▽

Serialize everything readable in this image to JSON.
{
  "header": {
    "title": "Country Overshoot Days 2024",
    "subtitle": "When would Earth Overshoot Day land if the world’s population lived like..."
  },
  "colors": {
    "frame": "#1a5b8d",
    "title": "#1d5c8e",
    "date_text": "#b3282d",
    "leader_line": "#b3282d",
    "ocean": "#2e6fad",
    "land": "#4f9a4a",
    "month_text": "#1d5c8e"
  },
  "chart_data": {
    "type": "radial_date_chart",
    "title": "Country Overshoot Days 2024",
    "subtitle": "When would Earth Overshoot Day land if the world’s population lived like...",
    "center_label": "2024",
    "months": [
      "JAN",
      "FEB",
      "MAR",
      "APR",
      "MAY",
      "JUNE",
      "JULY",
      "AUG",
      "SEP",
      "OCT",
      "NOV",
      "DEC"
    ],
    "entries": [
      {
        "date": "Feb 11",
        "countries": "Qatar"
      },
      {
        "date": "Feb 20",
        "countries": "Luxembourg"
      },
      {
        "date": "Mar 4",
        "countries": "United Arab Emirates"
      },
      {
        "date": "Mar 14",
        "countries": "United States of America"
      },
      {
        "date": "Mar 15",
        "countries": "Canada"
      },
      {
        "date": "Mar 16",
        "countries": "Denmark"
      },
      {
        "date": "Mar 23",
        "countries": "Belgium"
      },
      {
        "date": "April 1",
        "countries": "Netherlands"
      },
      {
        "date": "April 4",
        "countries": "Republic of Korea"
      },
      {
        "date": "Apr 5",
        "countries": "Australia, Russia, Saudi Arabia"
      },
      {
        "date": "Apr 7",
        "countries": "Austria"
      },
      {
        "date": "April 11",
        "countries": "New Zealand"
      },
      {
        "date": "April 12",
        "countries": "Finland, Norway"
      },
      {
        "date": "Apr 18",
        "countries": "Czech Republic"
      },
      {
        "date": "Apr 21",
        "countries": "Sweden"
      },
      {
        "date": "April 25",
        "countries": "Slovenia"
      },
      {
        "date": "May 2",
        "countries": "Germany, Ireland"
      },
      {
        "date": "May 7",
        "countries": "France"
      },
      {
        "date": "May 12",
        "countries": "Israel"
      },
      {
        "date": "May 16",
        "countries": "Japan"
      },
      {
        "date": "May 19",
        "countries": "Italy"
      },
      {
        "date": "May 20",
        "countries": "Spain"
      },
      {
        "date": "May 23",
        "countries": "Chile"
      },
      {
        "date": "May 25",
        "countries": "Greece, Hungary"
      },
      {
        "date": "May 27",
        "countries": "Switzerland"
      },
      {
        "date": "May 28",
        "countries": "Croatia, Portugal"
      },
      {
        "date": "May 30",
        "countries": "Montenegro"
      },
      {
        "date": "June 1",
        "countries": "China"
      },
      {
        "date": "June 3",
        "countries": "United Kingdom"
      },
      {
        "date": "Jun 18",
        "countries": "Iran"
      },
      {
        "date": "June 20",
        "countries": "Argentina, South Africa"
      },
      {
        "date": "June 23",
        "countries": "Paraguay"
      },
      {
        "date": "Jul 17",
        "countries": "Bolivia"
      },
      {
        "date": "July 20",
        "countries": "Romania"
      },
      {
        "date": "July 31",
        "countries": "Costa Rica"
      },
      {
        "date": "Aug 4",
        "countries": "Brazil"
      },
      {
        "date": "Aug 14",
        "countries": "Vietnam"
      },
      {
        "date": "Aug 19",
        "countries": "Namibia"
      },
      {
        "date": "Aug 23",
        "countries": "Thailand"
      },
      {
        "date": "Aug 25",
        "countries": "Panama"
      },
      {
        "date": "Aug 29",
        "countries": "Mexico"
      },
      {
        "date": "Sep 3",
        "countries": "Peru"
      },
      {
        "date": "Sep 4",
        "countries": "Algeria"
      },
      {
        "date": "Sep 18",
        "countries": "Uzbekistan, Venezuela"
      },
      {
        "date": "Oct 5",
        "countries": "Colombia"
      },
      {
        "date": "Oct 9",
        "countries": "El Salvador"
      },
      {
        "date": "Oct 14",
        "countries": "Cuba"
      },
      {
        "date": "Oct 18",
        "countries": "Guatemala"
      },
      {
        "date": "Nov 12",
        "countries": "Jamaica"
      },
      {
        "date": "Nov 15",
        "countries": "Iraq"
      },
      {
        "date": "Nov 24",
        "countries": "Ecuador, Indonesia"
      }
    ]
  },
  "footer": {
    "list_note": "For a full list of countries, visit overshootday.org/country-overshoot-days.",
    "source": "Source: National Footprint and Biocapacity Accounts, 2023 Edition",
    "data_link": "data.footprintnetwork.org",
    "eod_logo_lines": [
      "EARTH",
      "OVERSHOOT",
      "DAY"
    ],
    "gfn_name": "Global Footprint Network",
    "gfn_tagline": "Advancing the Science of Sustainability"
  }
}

△

Request:
Write every entry out again exactly.

Response to this exercise:
Serialize everything readable in this image to JSON.
{
  "header": {
    "title": "Country Overshoot Days 2024",
    "subtitle": "When would Earth Overshoot Day land if the world’s population lived like..."
  },
  "colors": {
    "frame": "#1a5b8d",
    "title": "#1d5c8e",
    "date_text": "#b3282d",
    "leader_line": "#b3282d",
    "ocean": "#2e6fad",
    "land": "#4f9a4a",
    "month_text": "#1d5c8e"
  },
  "chart_data": {
    "type": "radial_date_chart",
    "title": "Country Overshoot Days 2024",
    "subtitle": "When would Earth Overshoot Day land if the world’s population lived like...",
    "center_label": "2024",
    "months": [
      "JAN",
      "FEB",
      "MAR",
      "APR",
      "MAY",
      "JUNE",
      "JULY",
      "AUG",
      "SEP",
      "OCT",
      "NOV",
      "DEC"
    ],
    "entries": [
      {
        "date": "Feb 11",
        "countries": "Qatar"
      },
      {
        "date": "Feb 20",
        "countries": "Luxembourg"
      },
      {
        "date": "Mar 4",
        "countries": "United Arab Emirates"
      },
      {
        "date": "Mar 14",
        "countries": "United States of America"
      },
      {
        "date": "Mar 15",
        "countries": "Canada"
      },
      {
        "date": "Mar 16",
        "countries": "Denmark"
      },
      {
        "date": "Mar 23",
        "countries": "Belgium"
      },
      {
        "date": "April 1",
        "countries": "Netherlands"
      },
      {
        "date": "April 4",
        "countries": "Republic of Korea"
      },
      {
        "date": "Apr 5",
        "countries": "Australia, Russia, Saudi Arabia"
      },
      {
        "date": "Apr 7",
        "countries": "Austria"
      },
      {
        "date": "April 11",
        "countries": "New Zealand"
      },
      {
        "date": "April 12",
        "countries": "Finland, Norway"
      },
      {
        "date": "Apr 18",
        "countries": "Czech Republic"
      },
      {
        "date": "Apr 21",
        "countries": "Sweden"
      },
      {
        "date": "April 25",
        "countries": "Slovenia"
      },
      {
        "date": "May 2",
        "countries": "Germany, Ireland"
      },
      {
        "date": "May 7",
        "countries": "France"
      },
      {
        "date": "May 12",
        "countries": "Israel"
      },
      {
        "date": "May 16",
        "countries": "Japan"
      },
      {
        "date": "May 19",
        "countries": "Italy"
      },
      {
        "date": "May 20",
        "countries": "Spain"
      },
      {
        "date": "May 23",
        "countries": "Chile"
      },
      {
        "date": "May 25",
        "countries": "Greece, Hungary"
      },
      {
        "date": "May 27",
        "countries": "Switzerland"
      },
      {
        "date": "May 28",
        "countries": "Croatia, Portugal"
      },
      {
        "date": "May 30",
        "countries": "Montenegro"
      },
      {
        "date": "June 1",
        "countries": "China"
      },
      {
        "date": "June 3",
        "countries": "United Kingdom"
      },
      {
        "date": "Jun 18",
        "countries": "Iran"
      },
      {
        "date": "June 20",
        "countries": "Argentina, South Africa"
      },
      {
        "date": "June 23",
        "countries": "Paraguay"
      },
      {
        "date": "Jul 17",
        "countries": "Bolivia"
      },
      {
        "date": "July 20",
        "countries": "Romania"
      },
      {
        "date": "July 31",
        "countries": "Costa Rica"
      },
      {
        "date": "Aug 4",
        "countries": "Brazil"
      },
      {
        "date": "Aug 14",
        "countries": "Vietnam"
      },
      {
        "date": "Aug 19",
        "countries": "Namibia"
      },
      {
        "date": "Aug 23",
        "countries": "Thailand"
      },
      {
        "date": "Aug 25",
        "countries": "Panama"
      },
      {
        "date": "Aug 29",
        "countries": "Mexico"
      },
      {
        "date": "Sep 3",
        "countries": "Peru"
      },
      {
        "date": "Sep 4",
        "countries": "Algeria"
      },
      {
        "date": "Sep 18",
        "countries": "Uzbekistan, Venezuela"
      },
      {
        "date": "Oct 5",
        "countries": "Colombia"
      },
      {
        "date": "Oct 9",
        "countries": "El Salvador"
      },
      {
        "date": "Oct 14",
        "countries": "Cuba"
      },
      {
        "date": "Oct 18",
        "countries": "Guatemala"
      },
      {
        "date": "Nov 12",
        "countries": "Jamaica"
      },
      {
        "date": "Nov 15",
        "countries": "Iraq"
      },
      {
        "date": "Nov 24",
        "countries": "Ecuador, Indonesia"
      }
    ]
  },
  "footer": {
    "list_note": "For a full list of countries, visit overshootday.org/country-overshoot-days.",
    "source": "Source: National Footprint and Biocapacity Accounts, 2023 Edition",
    "data_link": "data.footprintnetwork.org",
    "eod_logo_lines": [
      "EARTH",
      "OVERSHOOT",
      "DAY"
    ],
    "gfn_name": "Global Footprint Network",
    "gfn_tagline": "Advancing the Science of Sustainability"
  }
}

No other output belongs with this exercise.